Problem statement:
Find the lines holding "JSON" and copy them.

★ ★ ★

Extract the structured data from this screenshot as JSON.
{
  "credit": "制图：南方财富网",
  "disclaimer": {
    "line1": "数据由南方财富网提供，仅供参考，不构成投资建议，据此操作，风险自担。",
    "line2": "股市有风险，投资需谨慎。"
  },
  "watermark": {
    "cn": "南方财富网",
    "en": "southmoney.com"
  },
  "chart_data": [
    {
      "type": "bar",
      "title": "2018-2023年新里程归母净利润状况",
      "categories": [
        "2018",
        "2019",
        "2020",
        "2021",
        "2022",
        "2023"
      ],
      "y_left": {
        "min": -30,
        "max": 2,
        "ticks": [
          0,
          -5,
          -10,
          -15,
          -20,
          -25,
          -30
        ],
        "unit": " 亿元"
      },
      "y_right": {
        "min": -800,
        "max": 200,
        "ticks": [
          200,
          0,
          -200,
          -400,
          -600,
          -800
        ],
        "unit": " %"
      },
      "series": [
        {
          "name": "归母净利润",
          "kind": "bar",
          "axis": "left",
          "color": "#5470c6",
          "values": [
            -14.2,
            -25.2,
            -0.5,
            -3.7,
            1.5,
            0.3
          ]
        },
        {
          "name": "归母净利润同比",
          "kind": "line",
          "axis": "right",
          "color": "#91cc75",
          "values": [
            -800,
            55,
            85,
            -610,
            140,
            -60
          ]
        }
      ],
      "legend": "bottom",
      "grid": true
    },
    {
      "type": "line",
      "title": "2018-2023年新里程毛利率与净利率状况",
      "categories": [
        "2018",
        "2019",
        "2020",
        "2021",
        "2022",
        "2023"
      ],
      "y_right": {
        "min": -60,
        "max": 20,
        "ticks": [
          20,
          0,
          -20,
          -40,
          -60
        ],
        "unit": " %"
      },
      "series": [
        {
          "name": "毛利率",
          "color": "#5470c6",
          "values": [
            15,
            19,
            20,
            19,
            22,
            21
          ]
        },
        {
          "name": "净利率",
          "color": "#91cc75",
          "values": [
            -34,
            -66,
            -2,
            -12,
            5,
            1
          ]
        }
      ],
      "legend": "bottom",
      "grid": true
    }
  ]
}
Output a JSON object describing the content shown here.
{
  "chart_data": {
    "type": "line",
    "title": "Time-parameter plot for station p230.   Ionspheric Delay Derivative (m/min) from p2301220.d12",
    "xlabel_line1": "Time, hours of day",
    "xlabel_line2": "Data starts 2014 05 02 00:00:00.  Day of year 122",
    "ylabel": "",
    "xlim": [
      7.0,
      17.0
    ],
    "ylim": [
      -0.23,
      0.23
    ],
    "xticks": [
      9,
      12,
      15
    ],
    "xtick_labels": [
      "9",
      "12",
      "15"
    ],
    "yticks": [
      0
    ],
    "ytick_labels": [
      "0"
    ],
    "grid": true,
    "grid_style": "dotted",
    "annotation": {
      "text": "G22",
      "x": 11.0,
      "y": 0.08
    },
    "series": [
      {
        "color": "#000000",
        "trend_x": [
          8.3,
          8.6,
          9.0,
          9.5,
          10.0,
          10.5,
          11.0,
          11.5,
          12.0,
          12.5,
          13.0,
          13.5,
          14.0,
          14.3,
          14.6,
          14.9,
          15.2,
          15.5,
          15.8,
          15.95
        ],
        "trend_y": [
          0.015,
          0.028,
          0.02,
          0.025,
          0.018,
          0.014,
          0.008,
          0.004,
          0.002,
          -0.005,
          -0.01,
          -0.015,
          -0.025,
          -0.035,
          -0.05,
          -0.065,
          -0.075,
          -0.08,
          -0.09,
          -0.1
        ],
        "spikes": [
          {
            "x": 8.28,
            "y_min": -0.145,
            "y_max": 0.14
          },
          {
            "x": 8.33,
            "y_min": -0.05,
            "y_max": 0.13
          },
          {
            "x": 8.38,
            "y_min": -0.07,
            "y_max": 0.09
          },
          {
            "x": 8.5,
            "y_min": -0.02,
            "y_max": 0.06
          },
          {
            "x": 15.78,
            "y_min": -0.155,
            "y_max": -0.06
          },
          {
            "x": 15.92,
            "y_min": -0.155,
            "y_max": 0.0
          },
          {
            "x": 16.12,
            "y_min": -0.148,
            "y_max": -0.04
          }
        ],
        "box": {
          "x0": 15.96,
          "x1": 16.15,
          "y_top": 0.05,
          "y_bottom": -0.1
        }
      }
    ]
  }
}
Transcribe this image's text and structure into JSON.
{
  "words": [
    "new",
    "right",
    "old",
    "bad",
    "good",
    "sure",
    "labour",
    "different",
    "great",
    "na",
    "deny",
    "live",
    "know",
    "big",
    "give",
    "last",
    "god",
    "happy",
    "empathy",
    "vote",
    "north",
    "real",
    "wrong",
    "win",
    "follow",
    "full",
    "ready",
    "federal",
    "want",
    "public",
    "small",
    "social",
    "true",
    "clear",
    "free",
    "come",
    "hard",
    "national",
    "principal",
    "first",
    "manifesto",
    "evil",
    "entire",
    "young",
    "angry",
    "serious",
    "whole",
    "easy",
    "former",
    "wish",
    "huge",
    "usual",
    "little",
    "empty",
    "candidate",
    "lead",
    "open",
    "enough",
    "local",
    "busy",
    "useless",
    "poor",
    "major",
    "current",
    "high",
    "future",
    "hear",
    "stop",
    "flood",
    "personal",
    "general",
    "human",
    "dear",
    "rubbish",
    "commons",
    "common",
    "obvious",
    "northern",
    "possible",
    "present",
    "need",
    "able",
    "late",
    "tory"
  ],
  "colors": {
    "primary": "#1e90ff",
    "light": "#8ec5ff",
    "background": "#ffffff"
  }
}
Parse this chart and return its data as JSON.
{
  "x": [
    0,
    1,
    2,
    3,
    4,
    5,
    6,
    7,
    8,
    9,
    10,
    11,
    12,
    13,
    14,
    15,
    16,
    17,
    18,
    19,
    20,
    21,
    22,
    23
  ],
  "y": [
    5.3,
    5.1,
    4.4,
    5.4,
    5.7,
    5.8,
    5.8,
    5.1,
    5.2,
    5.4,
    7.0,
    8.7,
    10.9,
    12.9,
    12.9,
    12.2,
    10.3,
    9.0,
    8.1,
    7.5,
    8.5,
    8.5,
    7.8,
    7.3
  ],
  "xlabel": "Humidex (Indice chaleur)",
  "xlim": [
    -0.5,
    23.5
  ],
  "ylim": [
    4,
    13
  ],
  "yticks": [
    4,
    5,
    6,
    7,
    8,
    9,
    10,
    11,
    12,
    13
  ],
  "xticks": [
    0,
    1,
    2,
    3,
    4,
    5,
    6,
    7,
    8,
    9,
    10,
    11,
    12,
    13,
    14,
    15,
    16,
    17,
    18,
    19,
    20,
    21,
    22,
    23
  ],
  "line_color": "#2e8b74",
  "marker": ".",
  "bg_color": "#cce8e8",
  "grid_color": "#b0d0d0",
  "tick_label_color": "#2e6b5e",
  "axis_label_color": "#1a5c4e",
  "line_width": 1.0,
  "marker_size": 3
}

★ ★ ★

Exercise result:
Extract the structured data from this screenshot as JSON.
Output a JSON object describing the content shown here.
Transcribe this image's text and structure into JSON.
Parse this chart and return its data as JSON.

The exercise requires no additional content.